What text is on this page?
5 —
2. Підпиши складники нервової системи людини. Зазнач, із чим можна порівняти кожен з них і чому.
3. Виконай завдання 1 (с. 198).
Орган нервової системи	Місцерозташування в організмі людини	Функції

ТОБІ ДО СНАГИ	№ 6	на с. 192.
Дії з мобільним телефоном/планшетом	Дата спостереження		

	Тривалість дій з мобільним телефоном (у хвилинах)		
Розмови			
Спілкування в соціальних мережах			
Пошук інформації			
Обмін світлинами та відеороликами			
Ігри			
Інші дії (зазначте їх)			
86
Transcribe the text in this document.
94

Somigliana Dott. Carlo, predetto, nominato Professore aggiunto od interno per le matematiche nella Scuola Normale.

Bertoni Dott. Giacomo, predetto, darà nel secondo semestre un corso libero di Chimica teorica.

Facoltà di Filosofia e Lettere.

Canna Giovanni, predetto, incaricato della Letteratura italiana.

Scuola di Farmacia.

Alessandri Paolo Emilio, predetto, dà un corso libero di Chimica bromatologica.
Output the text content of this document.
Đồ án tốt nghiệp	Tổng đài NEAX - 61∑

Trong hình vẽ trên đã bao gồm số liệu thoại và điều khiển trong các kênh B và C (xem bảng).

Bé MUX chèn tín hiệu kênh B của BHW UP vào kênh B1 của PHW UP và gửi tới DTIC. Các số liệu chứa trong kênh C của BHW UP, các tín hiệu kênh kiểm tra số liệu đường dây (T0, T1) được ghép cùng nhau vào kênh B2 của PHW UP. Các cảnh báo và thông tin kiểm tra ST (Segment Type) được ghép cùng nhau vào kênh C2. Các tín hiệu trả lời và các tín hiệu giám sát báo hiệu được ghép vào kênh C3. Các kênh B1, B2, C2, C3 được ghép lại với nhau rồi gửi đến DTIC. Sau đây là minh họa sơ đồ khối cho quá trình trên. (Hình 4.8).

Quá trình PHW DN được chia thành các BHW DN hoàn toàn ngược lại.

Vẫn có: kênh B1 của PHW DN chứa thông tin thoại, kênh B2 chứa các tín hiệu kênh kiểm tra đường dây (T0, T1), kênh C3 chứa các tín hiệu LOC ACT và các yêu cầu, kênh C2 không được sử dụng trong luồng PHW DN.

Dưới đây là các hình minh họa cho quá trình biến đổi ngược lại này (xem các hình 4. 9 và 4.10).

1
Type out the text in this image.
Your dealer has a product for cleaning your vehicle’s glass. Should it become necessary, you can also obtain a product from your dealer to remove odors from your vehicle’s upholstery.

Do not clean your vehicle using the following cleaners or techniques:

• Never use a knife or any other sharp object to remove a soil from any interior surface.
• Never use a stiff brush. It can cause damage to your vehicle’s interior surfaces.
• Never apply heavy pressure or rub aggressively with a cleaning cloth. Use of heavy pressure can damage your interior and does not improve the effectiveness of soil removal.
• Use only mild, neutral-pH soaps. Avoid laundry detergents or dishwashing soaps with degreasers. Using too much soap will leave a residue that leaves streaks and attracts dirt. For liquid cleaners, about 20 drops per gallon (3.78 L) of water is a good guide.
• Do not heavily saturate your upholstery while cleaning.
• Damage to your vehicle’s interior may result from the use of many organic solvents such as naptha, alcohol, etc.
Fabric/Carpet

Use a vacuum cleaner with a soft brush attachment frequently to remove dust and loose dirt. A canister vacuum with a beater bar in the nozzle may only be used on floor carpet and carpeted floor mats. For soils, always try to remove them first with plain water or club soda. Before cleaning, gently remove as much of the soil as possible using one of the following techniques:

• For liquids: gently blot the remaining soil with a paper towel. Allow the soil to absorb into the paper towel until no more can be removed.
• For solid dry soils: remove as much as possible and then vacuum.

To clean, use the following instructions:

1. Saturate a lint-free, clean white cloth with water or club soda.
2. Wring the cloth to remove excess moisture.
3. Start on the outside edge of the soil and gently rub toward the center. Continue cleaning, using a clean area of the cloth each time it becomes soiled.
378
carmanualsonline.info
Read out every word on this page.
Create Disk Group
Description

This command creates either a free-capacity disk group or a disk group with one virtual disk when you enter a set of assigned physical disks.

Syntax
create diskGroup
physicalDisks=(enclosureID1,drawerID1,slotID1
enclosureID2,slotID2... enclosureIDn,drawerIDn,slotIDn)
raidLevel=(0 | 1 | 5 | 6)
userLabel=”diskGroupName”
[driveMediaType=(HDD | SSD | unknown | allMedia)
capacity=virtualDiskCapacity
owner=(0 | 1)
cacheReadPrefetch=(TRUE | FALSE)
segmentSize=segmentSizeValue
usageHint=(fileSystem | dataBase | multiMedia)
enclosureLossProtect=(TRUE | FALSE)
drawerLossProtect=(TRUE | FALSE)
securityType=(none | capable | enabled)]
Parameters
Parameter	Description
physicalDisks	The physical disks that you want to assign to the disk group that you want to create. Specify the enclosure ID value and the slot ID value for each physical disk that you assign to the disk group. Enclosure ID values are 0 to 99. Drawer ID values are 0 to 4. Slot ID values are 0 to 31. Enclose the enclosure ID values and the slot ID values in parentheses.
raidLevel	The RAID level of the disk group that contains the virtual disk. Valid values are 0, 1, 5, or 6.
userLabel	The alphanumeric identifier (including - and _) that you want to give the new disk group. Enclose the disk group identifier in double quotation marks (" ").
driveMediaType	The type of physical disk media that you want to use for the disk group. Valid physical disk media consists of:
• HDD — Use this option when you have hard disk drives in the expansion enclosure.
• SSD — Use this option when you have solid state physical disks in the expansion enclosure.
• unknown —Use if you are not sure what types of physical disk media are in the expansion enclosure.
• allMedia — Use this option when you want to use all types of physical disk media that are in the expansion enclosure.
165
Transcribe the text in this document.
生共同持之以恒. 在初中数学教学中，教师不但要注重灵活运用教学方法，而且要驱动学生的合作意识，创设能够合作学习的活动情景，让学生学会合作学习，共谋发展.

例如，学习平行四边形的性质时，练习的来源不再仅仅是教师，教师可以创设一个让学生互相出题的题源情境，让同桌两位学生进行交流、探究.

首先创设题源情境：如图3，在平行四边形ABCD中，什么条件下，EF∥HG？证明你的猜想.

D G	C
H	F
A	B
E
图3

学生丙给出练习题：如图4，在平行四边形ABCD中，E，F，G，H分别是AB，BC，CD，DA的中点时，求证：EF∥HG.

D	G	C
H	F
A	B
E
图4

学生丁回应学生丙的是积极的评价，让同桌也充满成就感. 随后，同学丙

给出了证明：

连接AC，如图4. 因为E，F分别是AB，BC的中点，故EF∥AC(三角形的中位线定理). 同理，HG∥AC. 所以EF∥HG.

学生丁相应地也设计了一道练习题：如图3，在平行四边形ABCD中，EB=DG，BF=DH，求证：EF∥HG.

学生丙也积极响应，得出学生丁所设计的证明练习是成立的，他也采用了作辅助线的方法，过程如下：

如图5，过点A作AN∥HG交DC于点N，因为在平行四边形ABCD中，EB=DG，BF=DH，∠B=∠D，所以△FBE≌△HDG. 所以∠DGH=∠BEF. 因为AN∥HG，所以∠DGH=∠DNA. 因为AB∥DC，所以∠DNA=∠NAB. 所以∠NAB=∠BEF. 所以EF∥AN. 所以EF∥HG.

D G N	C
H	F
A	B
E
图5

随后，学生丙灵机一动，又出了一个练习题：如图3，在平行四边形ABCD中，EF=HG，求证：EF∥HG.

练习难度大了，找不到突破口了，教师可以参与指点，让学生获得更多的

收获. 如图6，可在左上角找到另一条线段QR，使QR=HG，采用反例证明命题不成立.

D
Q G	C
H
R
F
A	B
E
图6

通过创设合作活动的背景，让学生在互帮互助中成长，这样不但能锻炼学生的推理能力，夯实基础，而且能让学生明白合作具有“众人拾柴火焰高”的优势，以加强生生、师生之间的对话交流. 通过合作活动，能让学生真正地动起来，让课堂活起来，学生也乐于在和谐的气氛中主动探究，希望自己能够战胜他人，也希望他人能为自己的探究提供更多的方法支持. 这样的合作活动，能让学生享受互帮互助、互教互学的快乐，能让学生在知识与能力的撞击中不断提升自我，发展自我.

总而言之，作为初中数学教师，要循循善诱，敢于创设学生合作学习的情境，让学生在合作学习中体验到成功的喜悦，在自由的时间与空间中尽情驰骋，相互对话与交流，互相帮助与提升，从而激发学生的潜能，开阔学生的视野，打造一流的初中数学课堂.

----------

§ **GIVEN EXERCISE**: Count how many lines of the data include the word "TRUE". Your reply should be that number alone.

§ **TASK ANSWER**: 3